* WHAT TO DO: Repeat the listing exactly as given, omitting every image.
□ □ □ □
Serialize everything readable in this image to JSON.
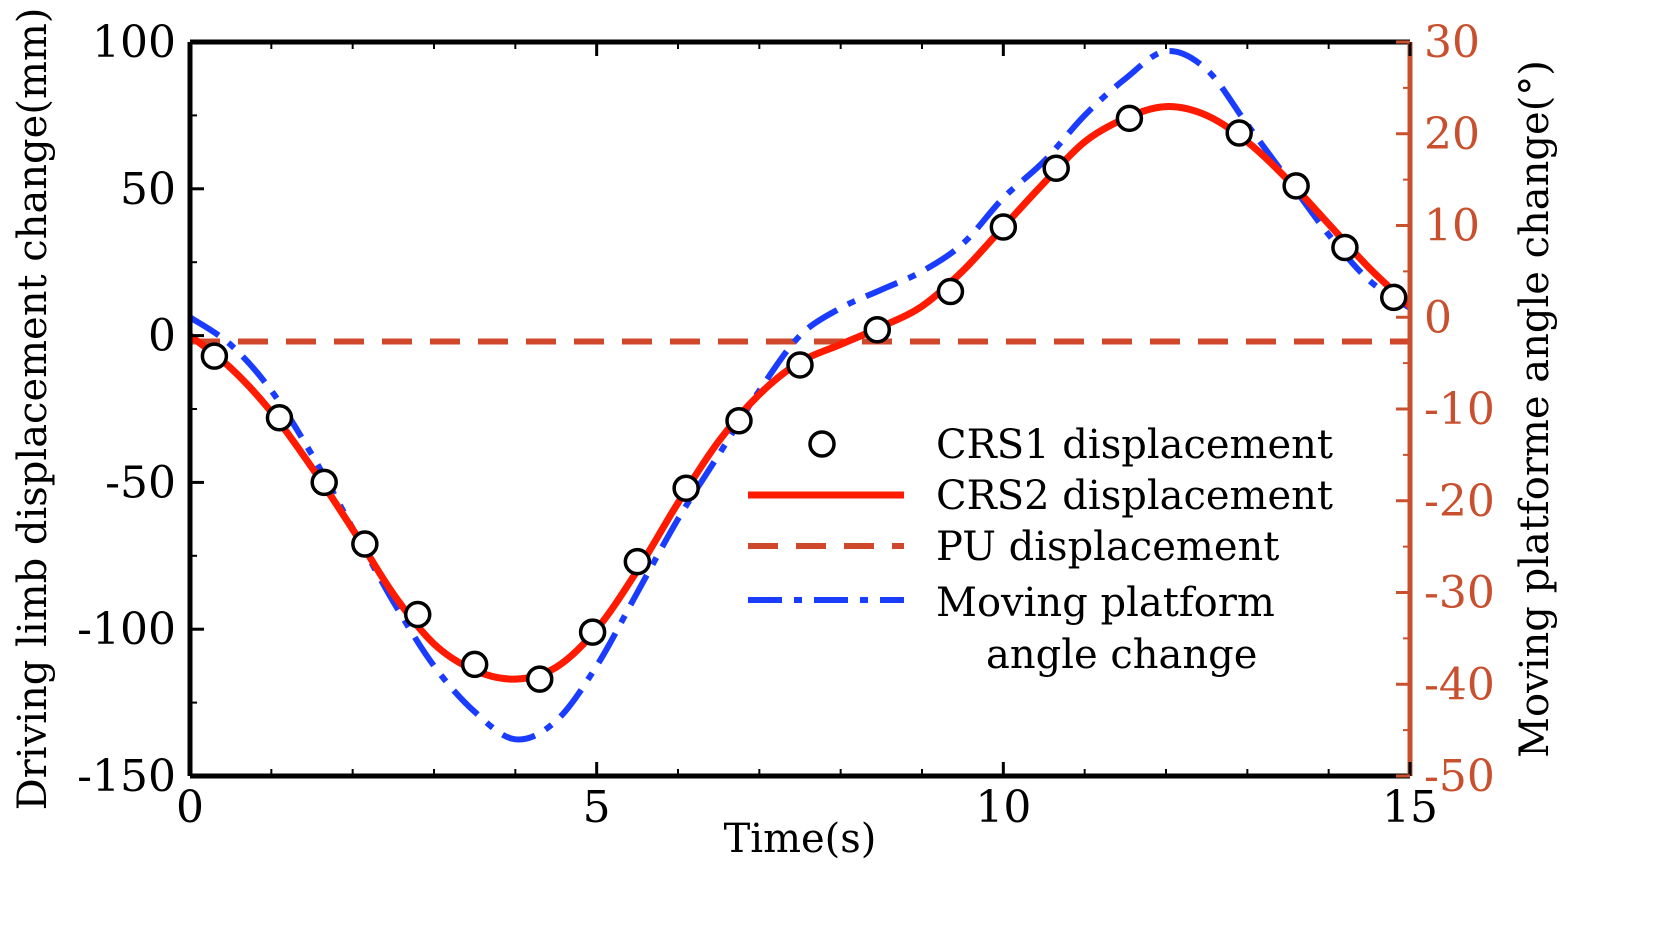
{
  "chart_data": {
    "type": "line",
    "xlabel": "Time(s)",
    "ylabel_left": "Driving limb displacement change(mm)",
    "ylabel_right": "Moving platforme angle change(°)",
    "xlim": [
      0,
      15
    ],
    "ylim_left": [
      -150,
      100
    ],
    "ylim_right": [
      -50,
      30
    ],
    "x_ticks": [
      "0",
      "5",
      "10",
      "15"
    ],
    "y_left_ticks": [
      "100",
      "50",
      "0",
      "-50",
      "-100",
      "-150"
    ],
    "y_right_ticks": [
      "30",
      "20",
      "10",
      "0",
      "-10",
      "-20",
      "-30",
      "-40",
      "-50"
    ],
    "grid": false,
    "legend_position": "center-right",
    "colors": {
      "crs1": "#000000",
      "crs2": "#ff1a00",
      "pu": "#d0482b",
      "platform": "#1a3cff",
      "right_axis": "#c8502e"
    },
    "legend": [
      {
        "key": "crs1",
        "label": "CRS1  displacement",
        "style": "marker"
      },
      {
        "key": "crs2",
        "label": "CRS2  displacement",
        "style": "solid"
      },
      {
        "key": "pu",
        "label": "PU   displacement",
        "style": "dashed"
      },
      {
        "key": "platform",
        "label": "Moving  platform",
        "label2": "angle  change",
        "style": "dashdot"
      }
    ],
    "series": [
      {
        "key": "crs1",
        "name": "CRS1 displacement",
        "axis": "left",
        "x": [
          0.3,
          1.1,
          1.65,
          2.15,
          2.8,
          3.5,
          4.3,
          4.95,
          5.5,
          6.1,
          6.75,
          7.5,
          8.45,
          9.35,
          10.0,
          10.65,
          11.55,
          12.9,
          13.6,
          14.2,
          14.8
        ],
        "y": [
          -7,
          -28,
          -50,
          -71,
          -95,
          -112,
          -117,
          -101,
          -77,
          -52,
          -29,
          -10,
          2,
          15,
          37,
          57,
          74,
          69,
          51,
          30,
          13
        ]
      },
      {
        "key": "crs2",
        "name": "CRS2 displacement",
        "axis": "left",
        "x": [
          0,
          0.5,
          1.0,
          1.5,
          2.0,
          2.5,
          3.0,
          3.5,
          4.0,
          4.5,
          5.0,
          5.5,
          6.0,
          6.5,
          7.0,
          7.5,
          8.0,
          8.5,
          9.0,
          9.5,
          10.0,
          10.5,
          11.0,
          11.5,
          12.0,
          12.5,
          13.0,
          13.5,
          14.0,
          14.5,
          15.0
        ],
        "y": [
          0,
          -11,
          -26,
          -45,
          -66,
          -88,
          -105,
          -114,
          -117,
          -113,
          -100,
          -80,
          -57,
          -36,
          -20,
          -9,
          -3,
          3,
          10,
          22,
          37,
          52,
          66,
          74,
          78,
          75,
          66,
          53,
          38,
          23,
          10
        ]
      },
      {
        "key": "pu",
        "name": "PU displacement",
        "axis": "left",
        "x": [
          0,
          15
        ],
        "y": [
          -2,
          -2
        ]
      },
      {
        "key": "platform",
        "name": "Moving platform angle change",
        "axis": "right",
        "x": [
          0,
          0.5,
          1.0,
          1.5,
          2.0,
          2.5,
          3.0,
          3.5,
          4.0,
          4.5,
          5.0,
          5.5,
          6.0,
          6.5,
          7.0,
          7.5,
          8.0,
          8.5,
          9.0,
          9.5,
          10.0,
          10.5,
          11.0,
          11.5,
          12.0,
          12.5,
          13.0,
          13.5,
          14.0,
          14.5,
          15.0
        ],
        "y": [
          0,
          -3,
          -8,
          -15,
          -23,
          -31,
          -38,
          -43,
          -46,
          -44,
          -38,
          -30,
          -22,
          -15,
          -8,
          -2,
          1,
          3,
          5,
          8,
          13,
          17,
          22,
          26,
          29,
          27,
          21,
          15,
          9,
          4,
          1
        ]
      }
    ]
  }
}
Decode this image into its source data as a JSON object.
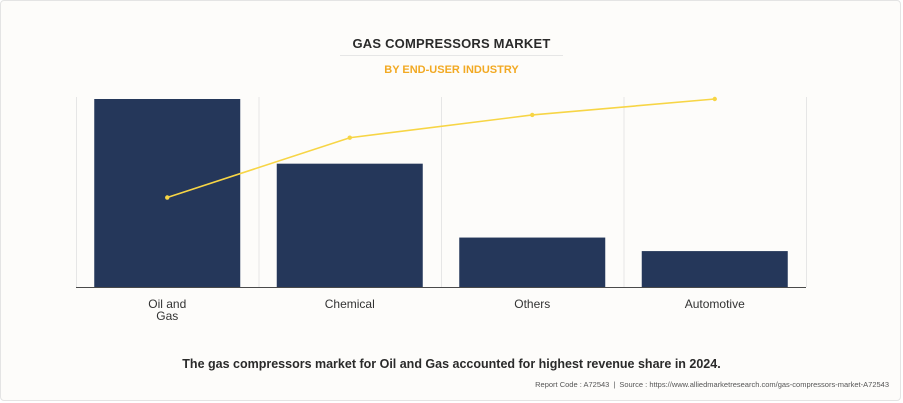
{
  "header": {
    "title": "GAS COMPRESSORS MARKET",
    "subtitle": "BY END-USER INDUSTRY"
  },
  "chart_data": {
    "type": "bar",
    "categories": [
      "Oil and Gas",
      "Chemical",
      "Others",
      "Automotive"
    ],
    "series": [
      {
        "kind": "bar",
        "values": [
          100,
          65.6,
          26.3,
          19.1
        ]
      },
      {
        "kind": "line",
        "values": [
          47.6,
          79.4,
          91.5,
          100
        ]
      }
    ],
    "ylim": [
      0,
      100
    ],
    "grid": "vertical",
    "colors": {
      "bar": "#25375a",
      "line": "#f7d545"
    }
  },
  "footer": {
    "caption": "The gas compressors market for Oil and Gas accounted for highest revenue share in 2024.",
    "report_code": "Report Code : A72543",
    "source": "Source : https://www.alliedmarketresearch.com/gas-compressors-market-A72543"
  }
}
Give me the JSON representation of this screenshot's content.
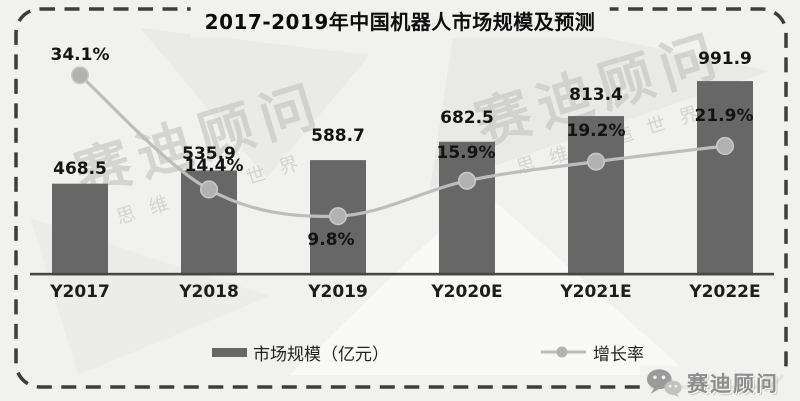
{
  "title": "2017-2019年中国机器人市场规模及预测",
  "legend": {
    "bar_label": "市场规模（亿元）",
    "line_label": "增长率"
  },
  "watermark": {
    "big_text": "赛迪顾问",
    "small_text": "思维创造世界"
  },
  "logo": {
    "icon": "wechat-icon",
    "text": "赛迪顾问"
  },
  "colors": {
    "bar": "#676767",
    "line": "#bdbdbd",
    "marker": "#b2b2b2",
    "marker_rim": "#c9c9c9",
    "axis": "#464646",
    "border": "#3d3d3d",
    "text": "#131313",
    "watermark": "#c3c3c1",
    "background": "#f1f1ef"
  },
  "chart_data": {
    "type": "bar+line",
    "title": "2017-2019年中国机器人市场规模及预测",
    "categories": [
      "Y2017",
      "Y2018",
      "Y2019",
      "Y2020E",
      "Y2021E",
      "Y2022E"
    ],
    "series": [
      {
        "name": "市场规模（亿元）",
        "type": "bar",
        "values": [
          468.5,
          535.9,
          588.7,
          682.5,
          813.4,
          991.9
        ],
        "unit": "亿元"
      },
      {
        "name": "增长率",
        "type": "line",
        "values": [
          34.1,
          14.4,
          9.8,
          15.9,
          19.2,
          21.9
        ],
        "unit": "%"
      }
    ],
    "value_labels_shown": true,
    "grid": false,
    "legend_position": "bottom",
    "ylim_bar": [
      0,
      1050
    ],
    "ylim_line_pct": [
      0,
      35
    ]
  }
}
□ □ □ □
* EXPECTED ANSWER:
Serialize everything readable in this image to JSON.
{
  "chart_data": {
    "type": "line",
    "xlabel": "Time(s)",
    "ylabel_left": "Driving limb displacement change(mm)",
    "ylabel_right": "Moving platforme angle change(°)",
    "xlim": [
      0,
      15
    ],
    "ylim_left": [
      -150,
      100
    ],
    "ylim_right": [
      -50,
      30
    ],
    "x_ticks": [
      "0",
      "5",
      "10",
      "15"
    ],
    "y_left_ticks": [
      "100",
      "50",
      "0",
      "-50",
      "-100",
      "-150"
    ],
    "y_right_ticks": [
      "30",
      "20",
      "10",
      "0",
      "-10",
      "-20",
      "-30",
      "-40",
      "-50"
    ],
    "grid": false,
    "legend_position": "center-right",
    "colors": {
      "crs1": "#000000",
      "crs2": "#ff1a00",
      "pu": "#d0482b",
      "platform": "#1a3cff",
      "right_axis": "#c8502e"
    },
    "legend": [
      {
        "key": "crs1",
        "label": "CRS1  displacement",
        "style": "marker"
      },
      {
        "key": "crs2",
        "label": "CRS2  displacement",
        "style": "solid"
      },
      {
        "key": "pu",
        "label": "PU   displacement",
        "style": "dashed"
      },
      {
        "key": "platform",
        "label": "Moving  platform",
        "label2": "angle  change",
        "style": "dashdot"
      }
    ],
    "series": [
      {
        "key": "crs1",
        "name": "CRS1 displacement",
        "axis": "left",
        "x": [
          0.3,
          1.1,
          1.65,
          2.15,
          2.8,
          3.5,
          4.3,
          4.95,
          5.5,
          6.1,
          6.75,
          7.5,
          8.45,
          9.35,
          10.0,
          10.65,
          11.55,
          12.9,
          13.6,
          14.2,
          14.8
        ],
        "y": [
          -7,
          -28,
          -50,
          -71,
          -95,
          -112,
          -117,
          -101,
          -77,
          -52,
          -29,
          -10,
          2,
          15,
          37,
          57,
          74,
          69,
          51,
          30,
          13
        ]
      },
      {
        "key": "crs2",
        "name": "CRS2 displacement",
        "axis": "left",
        "x": [
          0,
          0.5,
          1.0,
          1.5,
          2.0,
          2.5,
          3.0,
          3.5,
          4.0,
          4.5,
          5.0,
          5.5,
          6.0,
          6.5,
          7.0,
          7.5,
          8.0,
          8.5,
          9.0,
          9.5,
          10.0,
          10.5,
          11.0,
          11.5,
          12.0,
          12.5,
          13.0,
          13.5,
          14.0,
          14.5,
          15.0
        ],
        "y": [
          0,
          -11,
          -26,
          -45,
          -66,
          -88,
          -105,
          -114,
          -117,
          -113,
          -100,
          -80,
          -57,
          -36,
          -20,
          -9,
          -3,
          3,
          10,
          22,
          37,
          52,
          66,
          74,
          78,
          75,
          66,
          53,
          38,
          23,
          10
        ]
      },
      {
        "key": "pu",
        "name": "PU displacement",
        "axis": "left",
        "x": [
          0,
          15
        ],
        "y": [
          -2,
          -2
        ]
      },
      {
        "key": "platform",
        "name": "Moving platform angle change",
        "axis": "right",
        "x": [
          0,
          0.5,
          1.0,
          1.5,
          2.0,
          2.5,
          3.0,
          3.5,
          4.0,
          4.5,
          5.0,
          5.5,
          6.0,
          6.5,
          7.0,
          7.5,
          8.0,
          8.5,
          9.0,
          9.5,
          10.0,
          10.5,
          11.0,
          11.5,
          12.0,
          12.5,
          13.0,
          13.5,
          14.0,
          14.5,
          15.0
        ],
        "y": [
          0,
          -3,
          -8,
          -15,
          -23,
          -31,
          -38,
          -43,
          -46,
          -44,
          -38,
          -30,
          -22,
          -15,
          -8,
          -2,
          1,
          3,
          5,
          8,
          13,
          17,
          22,
          26,
          29,
          27,
          21,
          15,
          9,
          4,
          1
        ]
      }
    ]
  }
}
Decode this image into its source data as a JSON object.
{
  "header": {
    "title": "GAS COMPRESSORS MARKET",
    "subtitle": "BY END-USER INDUSTRY"
  },
  "chart_data": {
    "type": "bar",
    "categories": [
      "Oil and Gas",
      "Chemical",
      "Others",
      "Automotive"
    ],
    "series": [
      {
        "kind": "bar",
        "values": [
          100,
          65.6,
          26.3,
          19.1
        ]
      },
      {
        "kind": "line",
        "values": [
          47.6,
          79.4,
          91.5,
          100
        ]
      }
    ],
    "ylim": [
      0,
      100
    ],
    "grid": "vertical",
    "colors": {
      "bar": "#25375a",
      "line": "#f7d545"
    }
  },
  "footer": {
    "caption": "The gas compressors market for Oil and Gas accounted for highest revenue share in 2024.",
    "report_code": "Report Code : A72543",
    "source": "Source : https://www.alliedmarketresearch.com/gas-compressors-market-A72543"
  }
}
Give me the JSON representation of this screenshot's content.
{
  "title": "2017-2019年中国机器人市场规模及预测",
  "legend": {
    "bar_label": "市场规模（亿元）",
    "line_label": "增长率"
  },
  "watermark": {
    "big_text": "赛迪顾问",
    "small_text": "思维创造世界"
  },
  "logo": {
    "icon": "wechat-icon",
    "text": "赛迪顾问"
  },
  "colors": {
    "bar": "#676767",
    "line": "#bdbdbd",
    "marker": "#b2b2b2",
    "marker_rim": "#c9c9c9",
    "axis": "#464646",
    "border": "#3d3d3d",
    "text": "#131313",
    "watermark": "#c3c3c1",
    "background": "#f1f1ef"
  },
  "chart_data": {
    "type": "bar+line",
    "title": "2017-2019年中国机器人市场规模及预测",
    "categories": [
      "Y2017",
      "Y2018",
      "Y2019",
      "Y2020E",
      "Y2021E",
      "Y2022E"
    ],
    "series": [
      {
        "name": "市场规模（亿元）",
        "type": "bar",
        "values": [
          468.5,
          535.9,
          588.7,
          682.5,
          813.4,
          991.9
        ],
        "unit": "亿元"
      },
      {
        "name": "增长率",
        "type": "line",
        "values": [
          34.1,
          14.4,
          9.8,
          15.9,
          19.2,
          21.9
        ],
        "unit": "%"
      }
    ],
    "value_labels_shown": true,
    "grid": false,
    "legend_position": "bottom",
    "ylim_bar": [
      0,
      1050
    ],
    "ylim_line_pct": [
      0,
      35
    ]
  }
}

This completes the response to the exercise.